#### Dataset rows:
##########

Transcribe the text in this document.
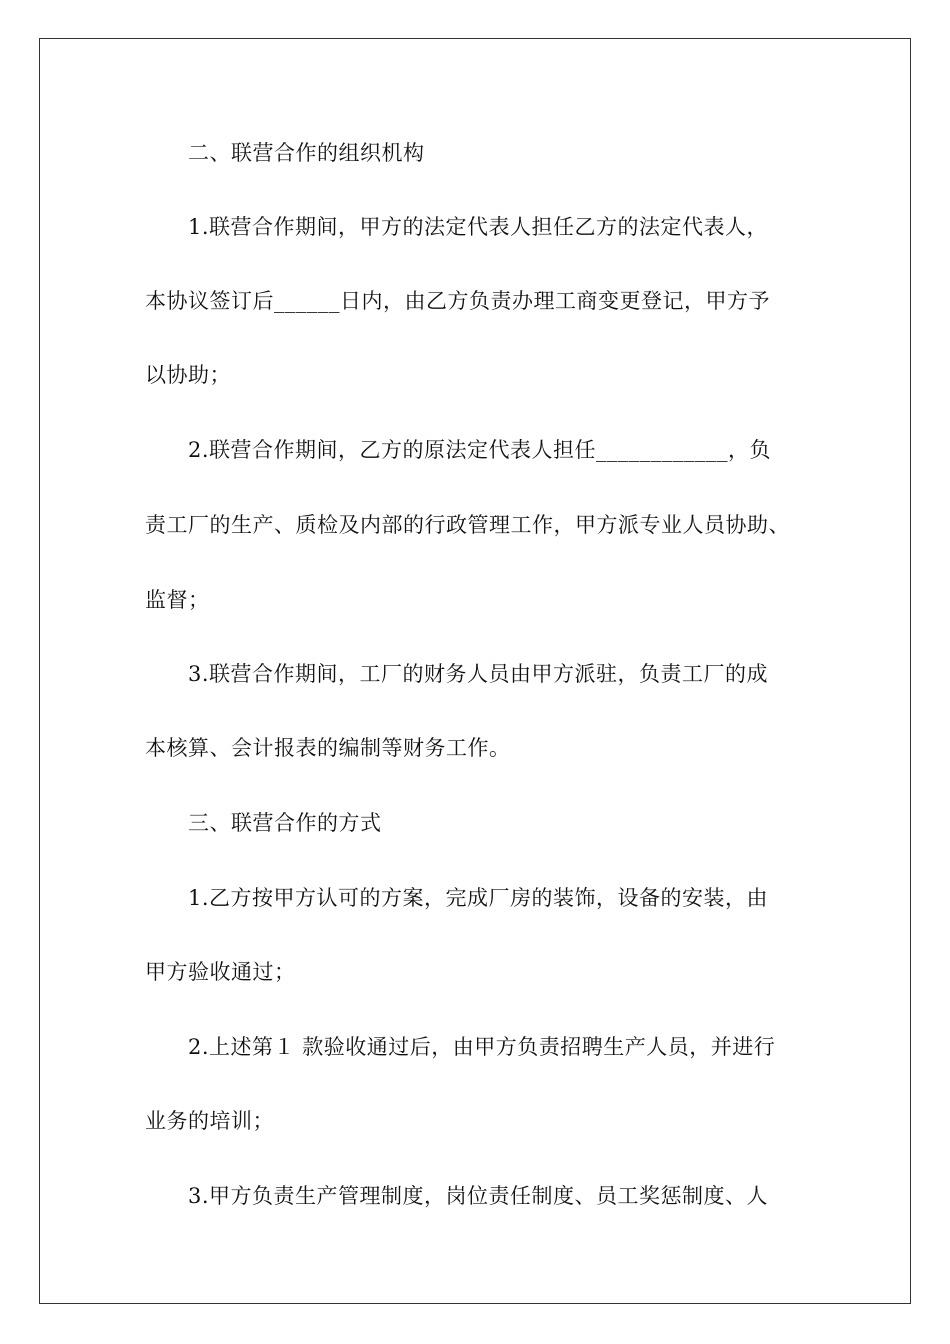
二、联营合作的组织机构
1.联营合作期间，甲方的法定代表人担任乙方的法定代表人，
本协议签订后______日内，由乙方负责办理工商变更登记，甲方予
以协助；
2.联营合作期间，乙方的原法定代表人担任____________，负
责工厂的生产、质检及内部的行政管理工作，甲方派专业人员协助、
监督；
3.联营合作期间，工厂的财务人员由甲方派驻，负责工厂的成
本核算、会计报表的编制等财务工作。
三、联营合作的方式
1.乙方按甲方认可的方案，完成厂房的装饰，设备的安装，由
甲方验收通过；
2.上述第１ 款验收通过后，由甲方负责招聘生产人员，并进行
业务的培训；
3.甲方负责生产管理制度，岗位责任制度、员工奖惩制度、人
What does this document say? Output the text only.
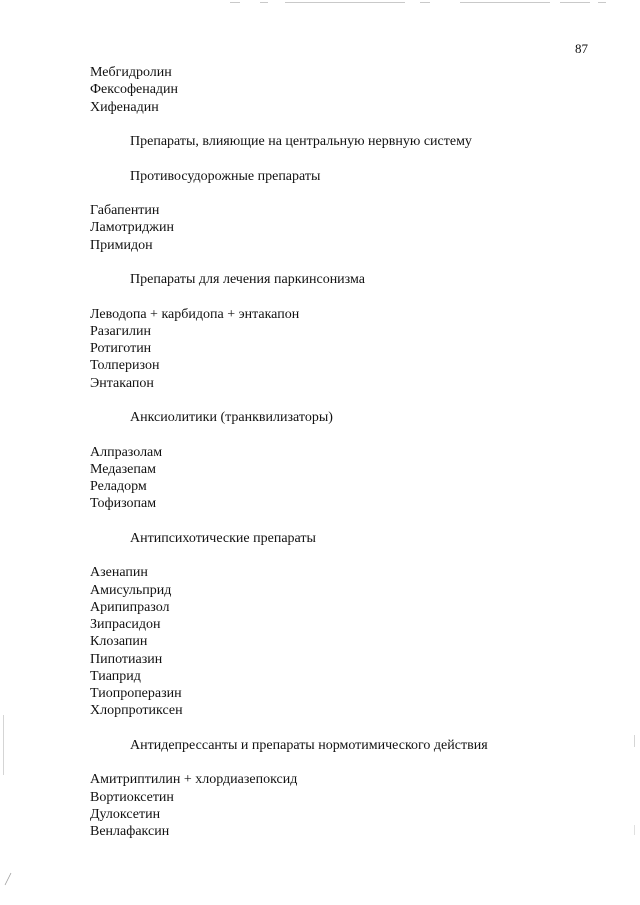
87
Мебгидролин
Фексофенадин
Хифенадин
Препараты, влияющие на центральную нервную систему
Противосудорожные препараты
Габапентин
Ламотриджин
Примидон
Препараты для лечения паркинсонизма
Леводопа + карбидопа + энтакапон
Разагилин
Ротиготин
Толперизон
Энтакапон
Анксиолитики (транквилизаторы)
Алпразолам
Медазепам
Реладорм
Тофизопам
Антипсихотические препараты
Азенапин
Амисульприд
Арипипразол
Зипрасидон
Клозапин
Пипотиазин
Тиаприд
Тиопроперазин
Хлорпротиксен
Антидепрессанты и препараты нормотимического действия
Амитриптилин + хлордиазепоксид
Вортиоксетин
Дулоксетин
Венлафаксин
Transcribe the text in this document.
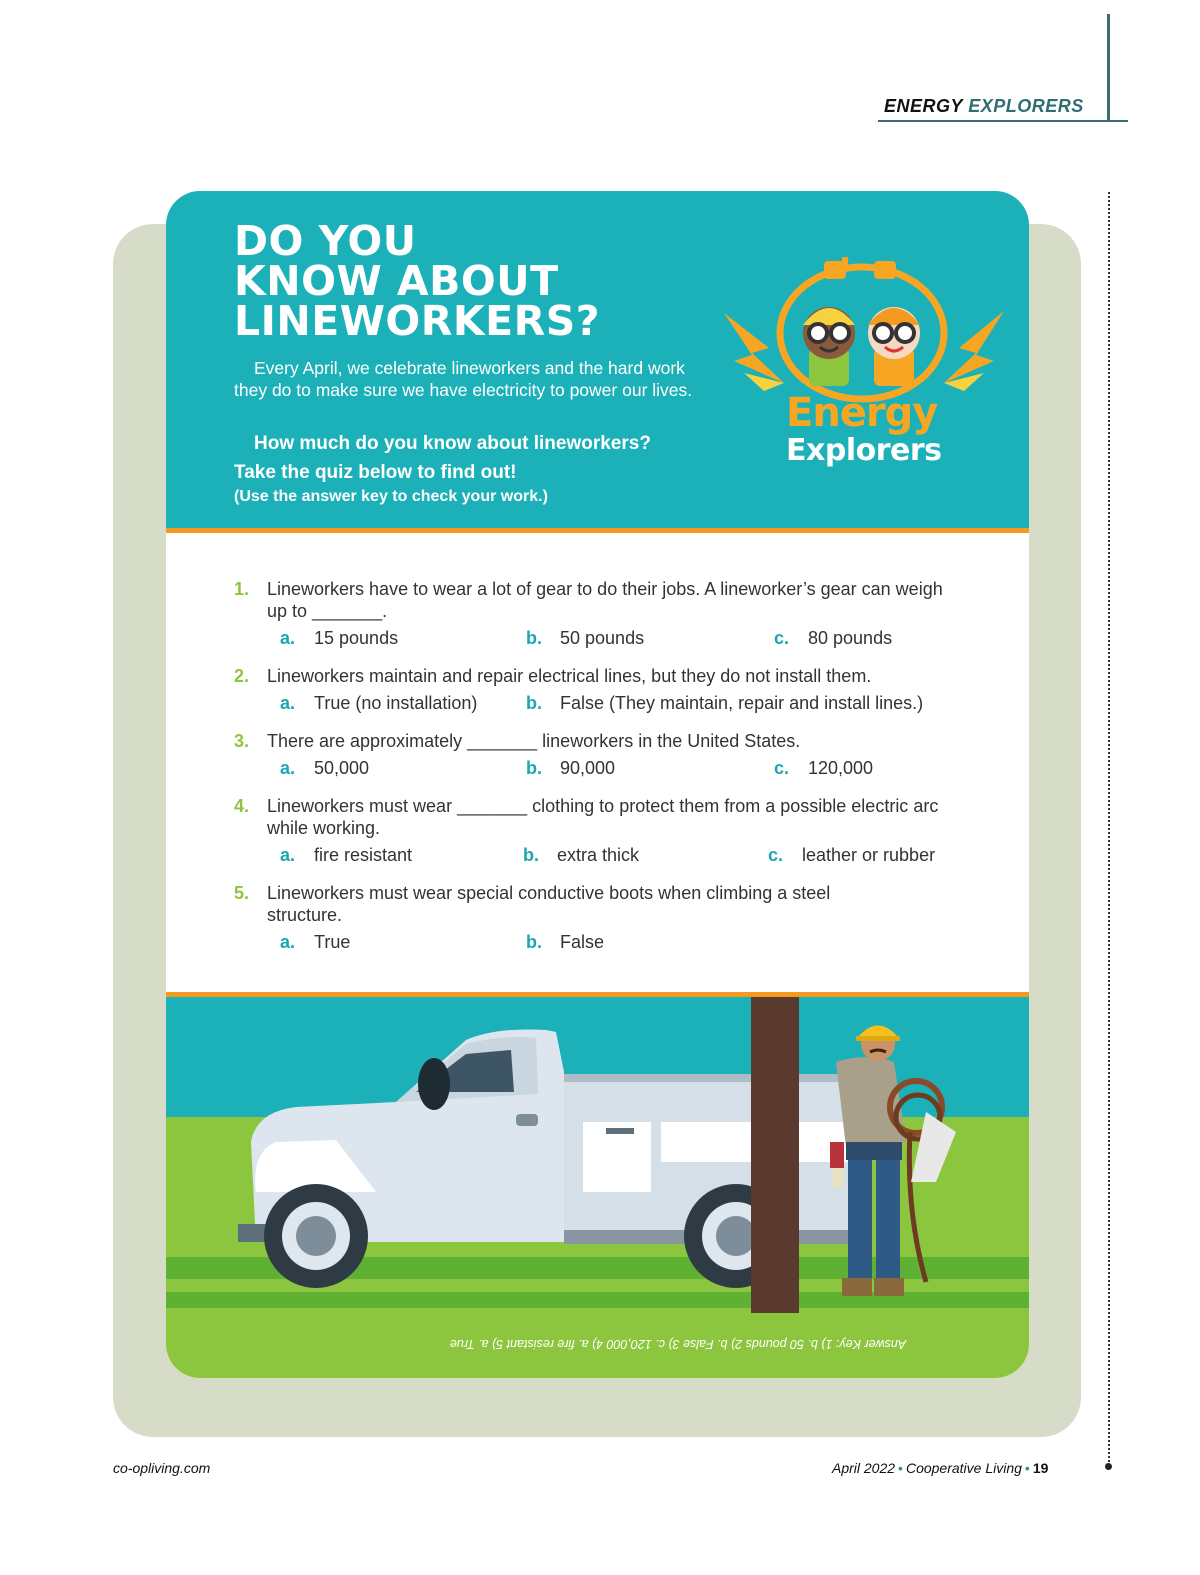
ENERGY EXPLORERS
DO YOU
KNOW ABOUT
LINEWORKERS?
Every April, we celebrate lineworkers and the hard work they do to make sure we have electricity to power our lives.
How much do you know about lineworkers?
Take the quiz below to find out!
(Use the answer key to check your work.)
Energy
Explorers
1. Lineworkers have to wear a lot of gear to do their jobs. A lineworker’s gear can weigh up to _______.
a. 15 pounds	b. 50 pounds	c. 80 pounds
2. Lineworkers maintain and repair electrical lines, but they do not install them.
a. True (no installation)	b. False (They maintain, repair and install lines.)
3. There are approximately _______ lineworkers in the United States.
a. 50,000	b. 90,000	c. 120,000
4. Lineworkers must wear _______ clothing to protect them from a possible electric arc while working.
a. fire resistant	b. extra thick	c. leather or rubber
5. Lineworkers must wear special conductive boots when climbing a steel structure.
a. True	b. False
Answer Key: 1) b. 50 pounds 2) b. False 3) c. 120,000 4) a. fire resistant 5) a. True
co-opliving.com	April 2022 • Cooperative Living • 19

##########

#### Exercise aim:
Repeat the listing in full and exactly. Do not include any images.

#### Reply to the task:
Transcribe the text in this document.
二、联营合作的组织机构
1.联营合作期间，甲方的法定代表人担任乙方的法定代表人，
本协议签订后______日内，由乙方负责办理工商变更登记，甲方予
以协助；
2.联营合作期间，乙方的原法定代表人担任____________，负
责工厂的生产、质检及内部的行政管理工作，甲方派专业人员协助、
监督；
3.联营合作期间，工厂的财务人员由甲方派驻，负责工厂的成
本核算、会计报表的编制等财务工作。
三、联营合作的方式
1.乙方按甲方认可的方案，完成厂房的装饰，设备的安装，由
甲方验收通过；
2.上述第１ 款验收通过后，由甲方负责招聘生产人员，并进行
业务的培训；
3.甲方负责生产管理制度，岗位责任制度、员工奖惩制度、人
What does this document say? Output the text only.
87
Мебгидролин
Фексофенадин
Хифенадин
Препараты, влияющие на центральную нервную систему
Противосудорожные препараты
Габапентин
Ламотриджин
Примидон
Препараты для лечения паркинсонизма
Леводопа + карбидопа + энтакапон
Разагилин
Ротиготин
Толперизон
Энтакапон
Анксиолитики (транквилизаторы)
Алпразолам
Медазепам
Реладорм
Тофизопам
Антипсихотические препараты
Азенапин
Амисульприд
Арипипразол
Зипрасидон
Клозапин
Пипотиазин
Тиаприд
Тиопроперазин
Хлорпротиксен
Антидепрессанты и препараты нормотимического действия
Амитриптилин + хлордиазепоксид
Вортиоксетин
Дулоксетин
Венлафаксин
Transcribe the text in this document.
ENERGY EXPLORERS
DO YOU
KNOW ABOUT
LINEWORKERS?
Every April, we celebrate lineworkers and the hard work they do to make sure we have electricity to power our lives.
How much do you know about lineworkers?
Take the quiz below to find out!
(Use the answer key to check your work.)
Energy
Explorers
1. Lineworkers have to wear a lot of gear to do their jobs. A lineworker’s gear can weigh up to _______.
a. 15 pounds	b. 50 pounds	c. 80 pounds
2. Lineworkers maintain and repair electrical lines, but they do not install them.
a. True (no installation)	b. False (They maintain, repair and install lines.)
3. There are approximately _______ lineworkers in the United States.
a. 50,000	b. 90,000	c. 120,000
4. Lineworkers must wear _______ clothing to protect them from a possible electric arc while working.
a. fire resistant	b. extra thick	c. leather or rubber
5. Lineworkers must wear special conductive boots when climbing a steel structure.
a. True	b. False
Answer Key: 1) b. 50 pounds 2) b. False 3) c. 120,000 4) a. fire resistant 5) a. True
co-opliving.com	April 2022 • Cooperative Living • 19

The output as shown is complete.